§ **Given instruction**
Copy out every line that contains "областях".

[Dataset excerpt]
########################################

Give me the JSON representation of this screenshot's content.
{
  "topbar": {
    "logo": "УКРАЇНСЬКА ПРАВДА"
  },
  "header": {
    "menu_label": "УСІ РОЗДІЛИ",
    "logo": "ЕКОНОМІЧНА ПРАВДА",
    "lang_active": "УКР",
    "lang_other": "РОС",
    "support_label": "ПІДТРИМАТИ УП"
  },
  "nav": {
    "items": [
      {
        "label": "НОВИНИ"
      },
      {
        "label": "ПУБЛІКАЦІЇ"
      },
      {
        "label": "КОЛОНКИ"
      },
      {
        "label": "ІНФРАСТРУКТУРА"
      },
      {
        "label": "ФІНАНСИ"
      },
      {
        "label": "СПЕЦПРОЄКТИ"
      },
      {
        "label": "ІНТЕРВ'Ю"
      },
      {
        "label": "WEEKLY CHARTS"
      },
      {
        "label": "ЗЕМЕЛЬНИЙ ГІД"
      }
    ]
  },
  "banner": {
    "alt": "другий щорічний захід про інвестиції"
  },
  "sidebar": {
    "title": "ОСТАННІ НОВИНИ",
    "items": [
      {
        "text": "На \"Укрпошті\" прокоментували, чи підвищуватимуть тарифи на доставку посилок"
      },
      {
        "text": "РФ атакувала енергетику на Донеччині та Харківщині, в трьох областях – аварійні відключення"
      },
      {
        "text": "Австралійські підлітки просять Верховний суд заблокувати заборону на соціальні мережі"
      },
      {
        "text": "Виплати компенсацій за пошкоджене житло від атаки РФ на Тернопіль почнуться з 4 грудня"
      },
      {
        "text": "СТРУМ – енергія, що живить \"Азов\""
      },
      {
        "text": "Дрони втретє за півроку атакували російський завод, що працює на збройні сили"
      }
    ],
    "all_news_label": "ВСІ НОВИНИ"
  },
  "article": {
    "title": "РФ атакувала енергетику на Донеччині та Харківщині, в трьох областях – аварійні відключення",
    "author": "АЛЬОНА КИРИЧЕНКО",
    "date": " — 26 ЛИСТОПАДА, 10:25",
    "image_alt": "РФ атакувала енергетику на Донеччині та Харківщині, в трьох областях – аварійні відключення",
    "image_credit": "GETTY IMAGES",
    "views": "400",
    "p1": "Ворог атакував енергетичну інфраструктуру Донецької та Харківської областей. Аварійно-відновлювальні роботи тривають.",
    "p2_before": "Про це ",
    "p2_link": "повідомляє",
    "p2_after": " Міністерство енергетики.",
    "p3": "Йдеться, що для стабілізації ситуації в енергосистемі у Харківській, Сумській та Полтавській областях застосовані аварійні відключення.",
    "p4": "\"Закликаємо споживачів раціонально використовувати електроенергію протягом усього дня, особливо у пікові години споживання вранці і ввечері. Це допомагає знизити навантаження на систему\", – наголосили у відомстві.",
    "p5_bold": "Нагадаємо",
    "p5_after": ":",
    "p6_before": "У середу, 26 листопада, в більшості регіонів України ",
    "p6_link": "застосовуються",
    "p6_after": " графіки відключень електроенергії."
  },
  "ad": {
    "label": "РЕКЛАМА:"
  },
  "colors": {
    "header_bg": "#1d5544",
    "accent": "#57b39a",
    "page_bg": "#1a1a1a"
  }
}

########################################

§ **Exercise response**
        "text": "РФ атакувала енергетику на Донеччині та Харківщині, в трьох областях – аварійні відключення"
    "title": "РФ атакувала енергетику на Донеччині та Харківщині, в трьох областях – аварійні відключення",
    "image_alt": "РФ атакувала енергетику на Донеччині та Харківщині, в трьох областях – аварійні відключення",
    "p3": "Йдеться, що для стабілізації ситуації в енергосистемі у Харківській, Сумській та Полтавській областях застосовані аварійні відключення.",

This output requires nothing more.